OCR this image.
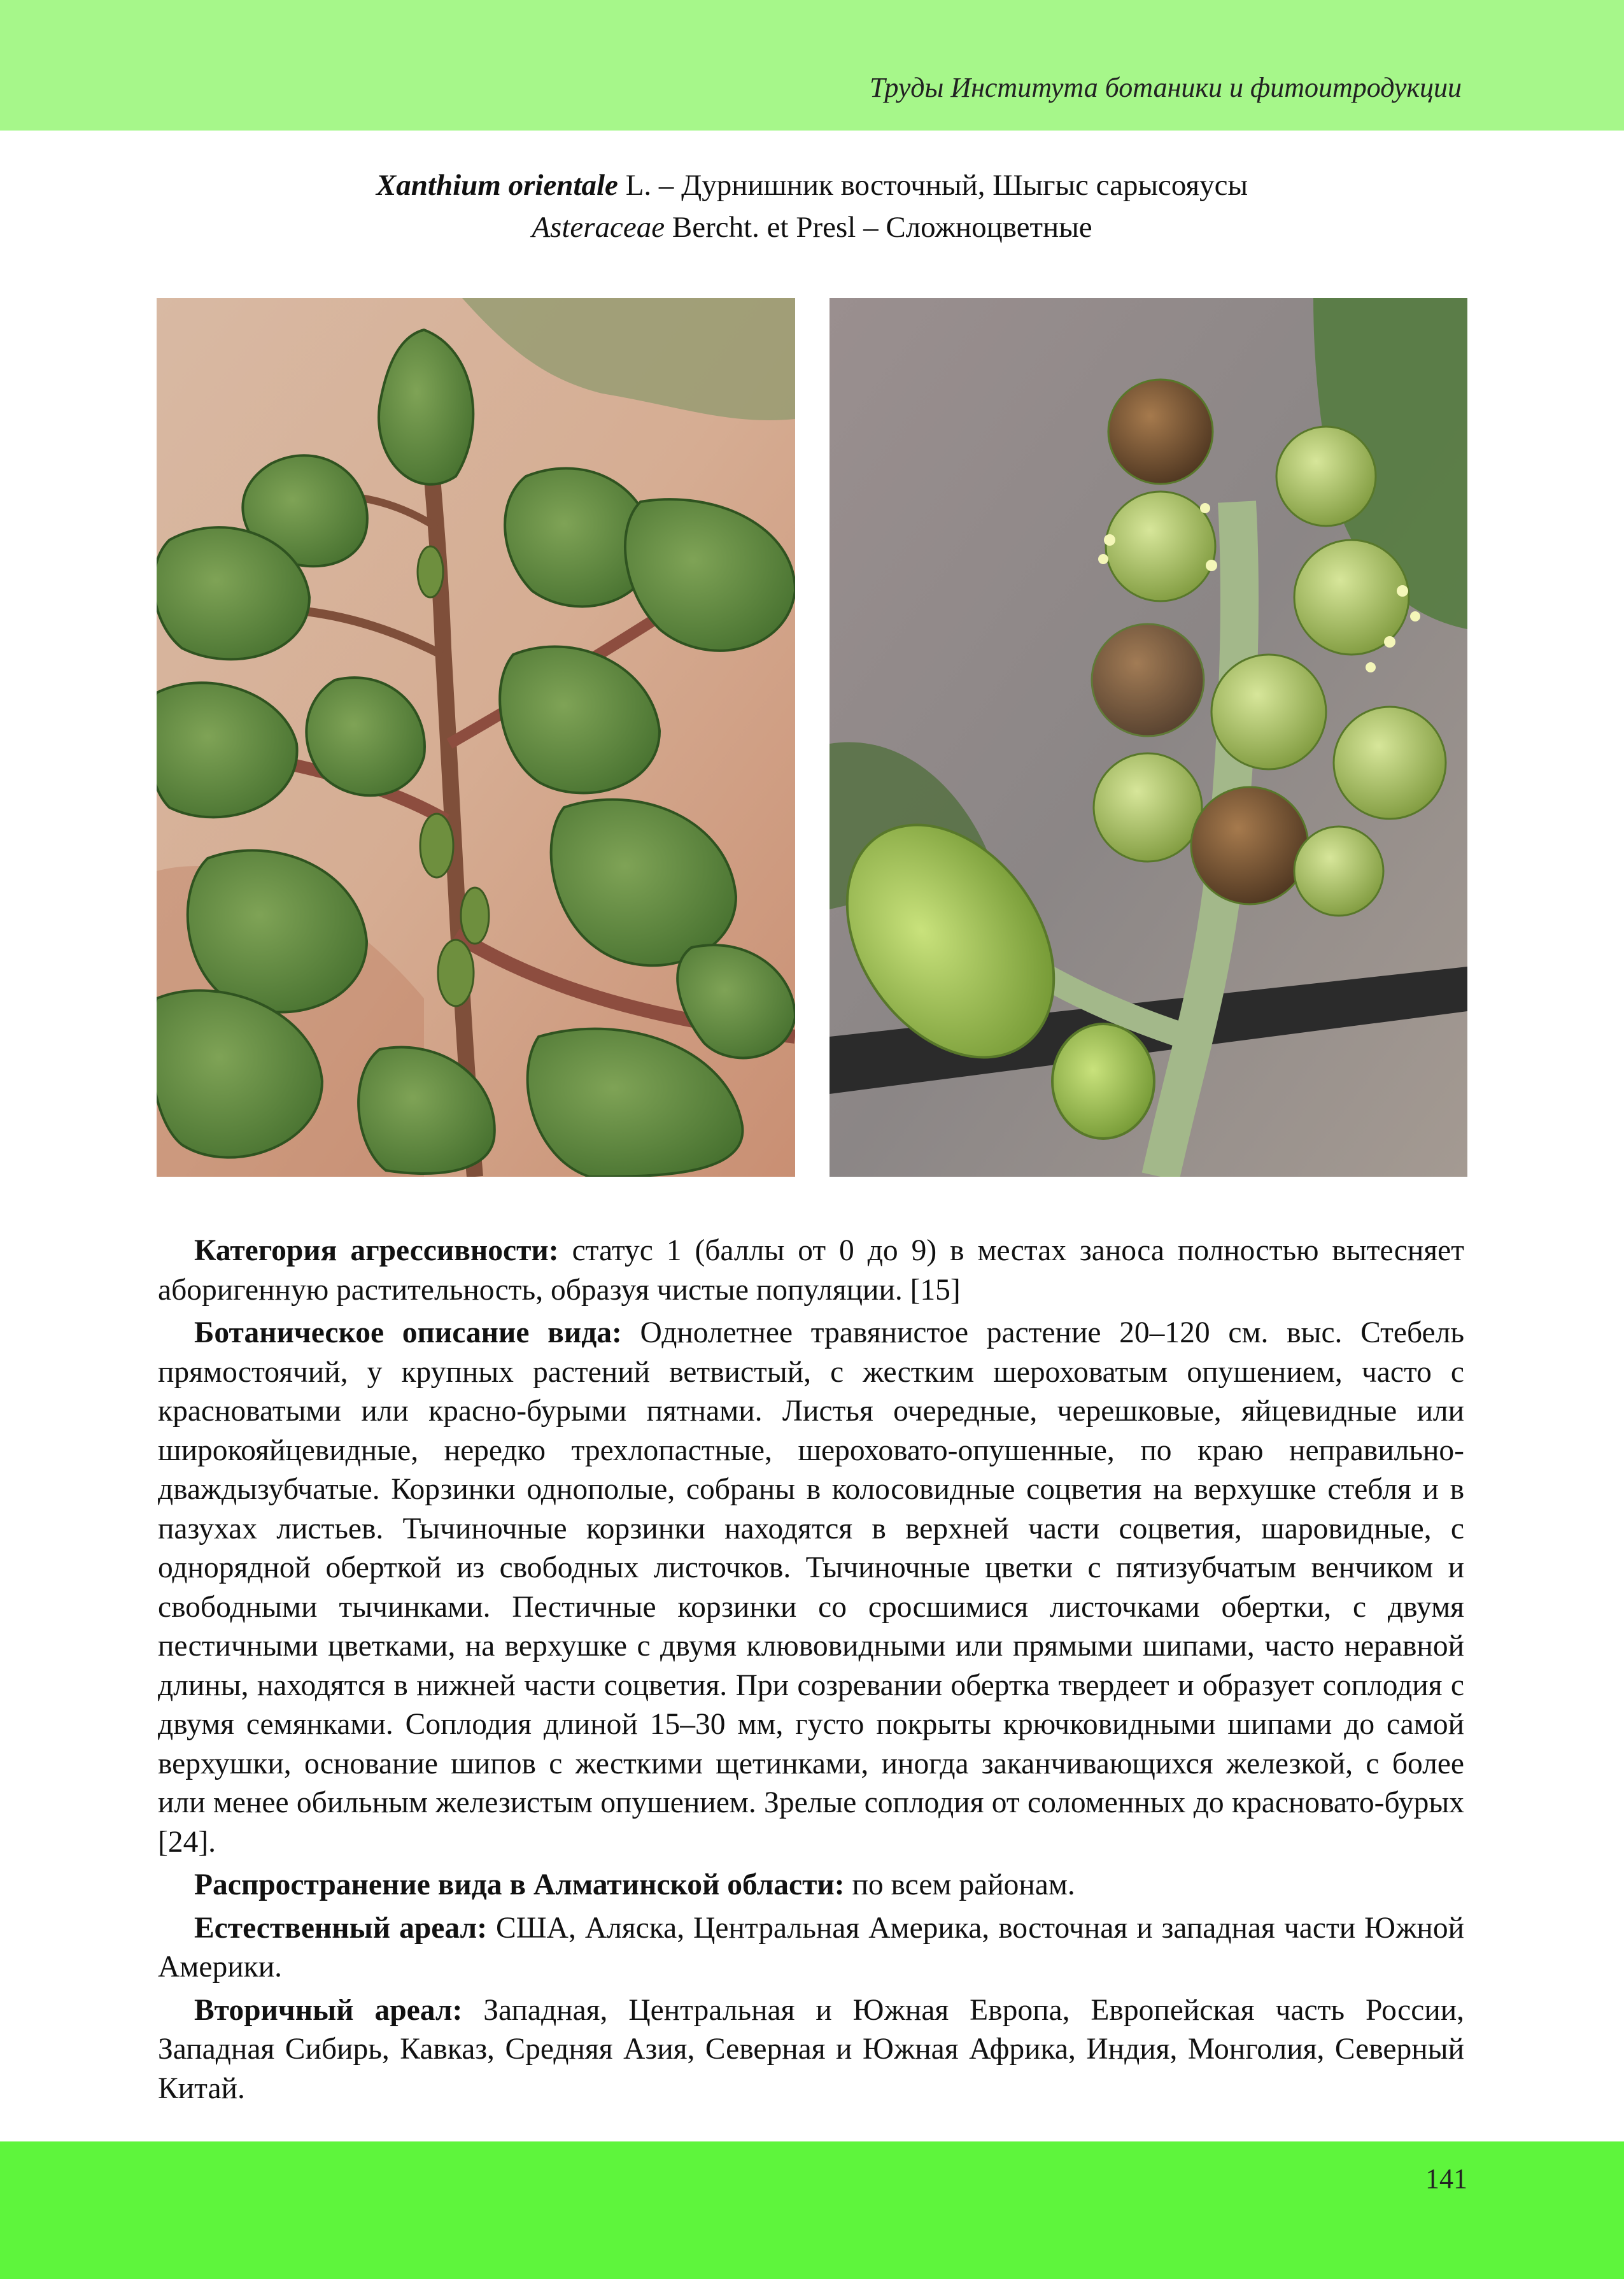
Труды Института ботаники и фитоитродукции
Xanthium orientale L. – Дурнишник восточный, Шыгыс сарысояусы
Asteraceae Bercht. et Presl – Сложноцветные

Категория агрессивности: статус 1 (баллы от 0 до 9) в местах заноса полностью вытесняет аборигенную растительность, образуя чистые популяции. [15]

Ботаническое описание вида: Однолетнее травянистое растение 20–120 см. выс. Стебель прямостоячий, у крупных растений ветвистый, с жестким шероховатым опушением, часто с красноватыми или красно-бурыми пятнами. Листья очередные, черешковые, яйцевидные или широкояйцевидные, нередко трехлопастные, шероховато-опушенные, по краю неправильно-дваждызубчатые. Корзинки однополые, собраны в колосовидные соцветия на верхушке стебля и в пазухах листьев. Тычиночные корзинки находятся в верхней части соцветия, шаровидные, с однорядной оберткой из свободных листочков. Тычиночные цветки с пятизубчатым венчиком и свободными тычинками. Пестичные корзинки со сросшимися листочками обертки, с двумя пестичными цветками, на верхушке с двумя клювовидными или прямыми шипами, часто неравной длины, находятся в нижней части соцветия. При созревании обертка твердеет и образует соплодия с двумя семянками. Соплодия длиной 15–30 мм, густо покрыты крючковидными шипами до самой верхушки, основание шипов с жесткими щетинками, иногда заканчивающихся железкой, с более или менее обильным железистым опушением. Зрелые соплодия от соломенных до красновато-бурых [24].

Распространение вида в Алматинской области: по всем районам.

Естественный ареал: США, Аляска, Центральная Америка, восточная и западная части Южной Америки.

Вторичный ареал: Западная, Центральная и Южная Европа, Европейская часть России, Западная Сибирь, Кавказ, Средняя Азия, Северная и Южная Африка, Индия, Монголия, Северный Китай.

141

**JOB**
Tally the lines holding the string "Центральная" and give only the count.

**ANSWER IN FULL**
2